PROMPT:
Reproduce the full listing that appears beneath this instruction exactly.

DATA LISTING:
================================

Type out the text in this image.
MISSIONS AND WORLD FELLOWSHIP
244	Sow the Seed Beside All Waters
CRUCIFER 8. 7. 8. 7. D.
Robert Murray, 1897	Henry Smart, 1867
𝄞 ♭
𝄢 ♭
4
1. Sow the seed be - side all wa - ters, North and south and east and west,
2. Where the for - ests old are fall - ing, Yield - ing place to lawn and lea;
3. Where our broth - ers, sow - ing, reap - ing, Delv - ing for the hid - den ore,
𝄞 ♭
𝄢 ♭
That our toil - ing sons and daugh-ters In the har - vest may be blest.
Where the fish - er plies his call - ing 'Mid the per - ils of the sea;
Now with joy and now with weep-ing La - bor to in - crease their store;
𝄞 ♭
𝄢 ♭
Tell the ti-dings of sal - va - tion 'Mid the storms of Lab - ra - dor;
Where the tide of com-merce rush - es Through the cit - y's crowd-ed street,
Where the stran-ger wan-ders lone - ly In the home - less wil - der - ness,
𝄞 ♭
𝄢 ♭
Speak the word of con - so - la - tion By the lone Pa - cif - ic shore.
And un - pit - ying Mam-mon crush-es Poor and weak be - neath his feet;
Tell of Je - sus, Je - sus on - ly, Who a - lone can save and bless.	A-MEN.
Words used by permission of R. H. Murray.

================================

TASK SOLUTION:
Type out the text in this image.
MISSIONS AND WORLD FELLOWSHIP
244	Sow the Seed Beside All Waters
CRUCIFER 8. 7. 8. 7. D.
Robert Murray, 1897	Henry Smart, 1867
𝄞 ♭
𝄢 ♭
4
1. Sow the seed be - side all wa - ters, North and south and east and west,
2. Where the for - ests old are fall - ing, Yield - ing place to lawn and lea;
3. Where our broth - ers, sow - ing, reap - ing, Delv - ing for the hid - den ore,
𝄞 ♭
𝄢 ♭
That our toil - ing sons and daugh-ters In the har - vest may be blest.
Where the fish - er plies his call - ing 'Mid the per - ils of the sea;
Now with joy and now with weep-ing La - bor to in - crease their store;
𝄞 ♭
𝄢 ♭
Tell the ti-dings of sal - va - tion 'Mid the storms of Lab - ra - dor;
Where the tide of com-merce rush - es Through the cit - y's crowd-ed street,
Where the stran-ger wan-ders lone - ly In the home - less wil - der - ness,
𝄞 ♭
𝄢 ♭
Speak the word of con - so - la - tion By the lone Pa - cif - ic shore.
And un - pit - ying Mam-mon crush-es Poor and weak be - neath his feet;
Tell of Je - sus, Je - sus on - ly, Who a - lone can save and bless.	A-MEN.
Words used by permission of R. H. Murray.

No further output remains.